GOAL
Would you restate, exactly as they appear, the lines from the one containing "Read all visible content and emit it as JSON." through the end of the data below?

RECORD EXTRACTS
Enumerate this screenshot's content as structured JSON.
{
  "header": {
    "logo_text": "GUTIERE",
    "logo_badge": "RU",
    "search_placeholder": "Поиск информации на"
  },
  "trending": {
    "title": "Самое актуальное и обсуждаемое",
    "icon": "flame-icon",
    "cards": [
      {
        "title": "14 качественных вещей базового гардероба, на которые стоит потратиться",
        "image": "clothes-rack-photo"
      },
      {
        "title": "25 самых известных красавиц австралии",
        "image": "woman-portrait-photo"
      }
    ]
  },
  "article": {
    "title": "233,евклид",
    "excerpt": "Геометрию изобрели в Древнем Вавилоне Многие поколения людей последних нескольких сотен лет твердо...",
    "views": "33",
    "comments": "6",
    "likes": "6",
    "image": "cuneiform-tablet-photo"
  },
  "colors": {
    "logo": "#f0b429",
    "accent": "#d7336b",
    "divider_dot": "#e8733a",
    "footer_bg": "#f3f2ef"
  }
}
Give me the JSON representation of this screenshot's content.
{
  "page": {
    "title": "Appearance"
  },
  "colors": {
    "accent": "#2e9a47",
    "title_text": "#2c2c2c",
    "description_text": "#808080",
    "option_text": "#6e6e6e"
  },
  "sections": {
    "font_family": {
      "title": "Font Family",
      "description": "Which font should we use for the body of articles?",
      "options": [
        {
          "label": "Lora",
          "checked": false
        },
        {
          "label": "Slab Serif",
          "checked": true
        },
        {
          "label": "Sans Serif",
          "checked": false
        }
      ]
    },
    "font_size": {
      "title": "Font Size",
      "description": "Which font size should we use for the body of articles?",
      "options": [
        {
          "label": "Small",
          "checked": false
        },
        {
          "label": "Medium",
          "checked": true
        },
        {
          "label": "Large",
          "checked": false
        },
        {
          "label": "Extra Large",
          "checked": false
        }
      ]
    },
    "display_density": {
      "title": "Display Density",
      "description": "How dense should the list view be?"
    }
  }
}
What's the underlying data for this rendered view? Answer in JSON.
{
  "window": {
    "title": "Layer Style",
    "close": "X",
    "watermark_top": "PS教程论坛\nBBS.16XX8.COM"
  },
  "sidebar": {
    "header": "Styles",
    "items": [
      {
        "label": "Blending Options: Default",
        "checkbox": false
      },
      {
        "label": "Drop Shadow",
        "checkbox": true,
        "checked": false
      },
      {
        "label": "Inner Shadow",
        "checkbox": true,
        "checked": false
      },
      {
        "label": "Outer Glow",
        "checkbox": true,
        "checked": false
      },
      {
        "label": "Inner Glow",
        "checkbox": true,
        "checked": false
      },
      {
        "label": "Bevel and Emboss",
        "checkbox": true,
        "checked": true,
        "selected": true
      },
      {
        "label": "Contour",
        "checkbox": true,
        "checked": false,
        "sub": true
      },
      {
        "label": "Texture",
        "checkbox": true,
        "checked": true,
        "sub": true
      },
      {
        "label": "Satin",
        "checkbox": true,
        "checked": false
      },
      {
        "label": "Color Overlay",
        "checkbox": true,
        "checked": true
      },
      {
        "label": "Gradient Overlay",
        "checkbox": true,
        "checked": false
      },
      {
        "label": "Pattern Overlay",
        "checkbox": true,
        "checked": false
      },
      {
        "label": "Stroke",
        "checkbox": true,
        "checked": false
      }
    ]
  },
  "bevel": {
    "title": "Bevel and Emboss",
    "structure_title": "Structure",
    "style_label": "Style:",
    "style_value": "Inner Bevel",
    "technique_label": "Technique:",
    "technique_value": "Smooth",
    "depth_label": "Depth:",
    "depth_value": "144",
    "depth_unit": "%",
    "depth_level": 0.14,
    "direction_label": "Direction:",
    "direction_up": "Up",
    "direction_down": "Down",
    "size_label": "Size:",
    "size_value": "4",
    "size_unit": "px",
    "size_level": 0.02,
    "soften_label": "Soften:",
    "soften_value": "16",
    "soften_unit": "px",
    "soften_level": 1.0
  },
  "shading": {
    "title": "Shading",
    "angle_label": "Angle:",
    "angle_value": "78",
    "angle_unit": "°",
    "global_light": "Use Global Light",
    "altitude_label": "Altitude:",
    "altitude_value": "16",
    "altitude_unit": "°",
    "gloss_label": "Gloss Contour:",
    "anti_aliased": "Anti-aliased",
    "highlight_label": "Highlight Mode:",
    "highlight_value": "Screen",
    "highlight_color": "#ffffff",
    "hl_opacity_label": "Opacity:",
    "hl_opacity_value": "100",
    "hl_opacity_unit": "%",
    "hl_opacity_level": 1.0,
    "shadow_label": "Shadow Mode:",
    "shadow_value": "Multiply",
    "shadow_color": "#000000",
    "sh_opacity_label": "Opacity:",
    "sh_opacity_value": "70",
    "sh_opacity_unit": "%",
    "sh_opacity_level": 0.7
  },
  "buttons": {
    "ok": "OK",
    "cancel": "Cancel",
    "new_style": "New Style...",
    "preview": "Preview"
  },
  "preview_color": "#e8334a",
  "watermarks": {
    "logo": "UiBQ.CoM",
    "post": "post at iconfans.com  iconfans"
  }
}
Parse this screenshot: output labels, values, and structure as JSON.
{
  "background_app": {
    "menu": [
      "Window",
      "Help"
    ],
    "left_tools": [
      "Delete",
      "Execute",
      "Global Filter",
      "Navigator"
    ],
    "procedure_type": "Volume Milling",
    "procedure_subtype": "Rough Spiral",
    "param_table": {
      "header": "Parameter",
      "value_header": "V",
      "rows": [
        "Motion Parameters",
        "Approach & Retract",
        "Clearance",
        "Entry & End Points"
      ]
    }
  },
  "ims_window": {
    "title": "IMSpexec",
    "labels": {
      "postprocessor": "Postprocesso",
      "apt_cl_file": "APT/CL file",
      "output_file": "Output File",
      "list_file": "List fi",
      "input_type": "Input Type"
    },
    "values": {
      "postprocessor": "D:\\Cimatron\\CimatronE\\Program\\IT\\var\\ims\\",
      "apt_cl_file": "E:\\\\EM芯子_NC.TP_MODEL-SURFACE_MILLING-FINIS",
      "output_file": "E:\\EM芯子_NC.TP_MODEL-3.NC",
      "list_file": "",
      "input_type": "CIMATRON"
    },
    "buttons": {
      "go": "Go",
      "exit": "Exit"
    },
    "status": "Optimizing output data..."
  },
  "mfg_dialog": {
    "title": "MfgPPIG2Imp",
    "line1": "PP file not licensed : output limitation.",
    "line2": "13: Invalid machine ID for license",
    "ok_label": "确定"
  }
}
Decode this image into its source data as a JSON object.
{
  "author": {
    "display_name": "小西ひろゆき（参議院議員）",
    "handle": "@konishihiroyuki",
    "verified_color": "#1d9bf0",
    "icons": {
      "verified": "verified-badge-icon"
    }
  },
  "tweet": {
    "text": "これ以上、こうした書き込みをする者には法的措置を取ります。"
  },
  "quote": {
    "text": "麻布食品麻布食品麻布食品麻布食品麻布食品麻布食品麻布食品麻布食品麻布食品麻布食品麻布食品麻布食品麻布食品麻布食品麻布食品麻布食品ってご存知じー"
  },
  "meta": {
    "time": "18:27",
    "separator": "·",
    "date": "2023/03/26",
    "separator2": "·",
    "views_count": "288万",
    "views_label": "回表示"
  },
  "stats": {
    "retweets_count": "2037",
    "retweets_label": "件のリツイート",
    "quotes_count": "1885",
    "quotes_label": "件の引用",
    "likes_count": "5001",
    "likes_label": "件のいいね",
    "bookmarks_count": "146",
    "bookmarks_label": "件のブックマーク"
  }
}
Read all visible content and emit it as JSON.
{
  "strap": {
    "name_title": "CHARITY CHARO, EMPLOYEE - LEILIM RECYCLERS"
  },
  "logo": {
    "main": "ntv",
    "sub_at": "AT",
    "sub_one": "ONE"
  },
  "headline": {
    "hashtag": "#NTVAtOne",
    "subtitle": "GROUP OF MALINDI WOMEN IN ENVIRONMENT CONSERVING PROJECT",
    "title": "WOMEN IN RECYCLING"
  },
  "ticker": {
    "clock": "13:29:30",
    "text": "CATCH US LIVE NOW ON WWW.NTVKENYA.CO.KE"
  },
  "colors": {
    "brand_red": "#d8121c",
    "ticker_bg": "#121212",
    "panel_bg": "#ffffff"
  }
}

PROBLEM SOLUTION
Read all visible content and emit it as JSON.
{
  "strap": {
    "name_title": "CHARITY CHARO, EMPLOYEE - LEILIM RECYCLERS"
  },
  "logo": {
    "main": "ntv",
    "sub_at": "AT",
    "sub_one": "ONE"
  },
  "headline": {
    "hashtag": "#NTVAtOne",
    "subtitle": "GROUP OF MALINDI WOMEN IN ENVIRONMENT CONSERVING PROJECT",
    "title": "WOMEN IN RECYCLING"
  },
  "ticker": {
    "clock": "13:29:30",
    "text": "CATCH US LIVE NOW ON WWW.NTVKENYA.CO.KE"
  },
  "colors": {
    "brand_red": "#d8121c",
    "ticker_bg": "#121212",
    "panel_bg": "#ffffff"
  }
}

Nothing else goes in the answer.